→ **Short problem**:
Copy all the material that follows, keeping every character the same.

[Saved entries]
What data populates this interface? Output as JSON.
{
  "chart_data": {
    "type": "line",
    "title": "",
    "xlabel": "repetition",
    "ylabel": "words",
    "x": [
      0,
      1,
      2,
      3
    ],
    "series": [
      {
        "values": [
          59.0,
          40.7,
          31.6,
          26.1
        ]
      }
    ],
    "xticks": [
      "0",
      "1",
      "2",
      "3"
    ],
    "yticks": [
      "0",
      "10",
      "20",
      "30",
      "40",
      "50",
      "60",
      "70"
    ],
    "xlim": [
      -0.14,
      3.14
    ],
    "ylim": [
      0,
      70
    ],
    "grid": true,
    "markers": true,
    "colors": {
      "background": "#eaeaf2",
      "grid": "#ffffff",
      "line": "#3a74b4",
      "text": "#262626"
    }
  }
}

→ **Correct response**:
What data populates this interface? Output as JSON.
{
  "chart_data": {
    "type": "line",
    "title": "",
    "xlabel": "repetition",
    "ylabel": "words",
    "x": [
      0,
      1,
      2,
      3
    ],
    "series": [
      {
        "values": [
          59.0,
          40.7,
          31.6,
          26.1
        ]
      }
    ],
    "xticks": [
      "0",
      "1",
      "2",
      "3"
    ],
    "yticks": [
      "0",
      "10",
      "20",
      "30",
      "40",
      "50",
      "60",
      "70"
    ],
    "xlim": [
      -0.14,
      3.14
    ],
    "ylim": [
      0,
      70
    ],
    "grid": true,
    "markers": true,
    "colors": {
      "background": "#eaeaf2",
      "grid": "#ffffff",
      "line": "#3a74b4",
      "text": "#262626"
    }
  }
}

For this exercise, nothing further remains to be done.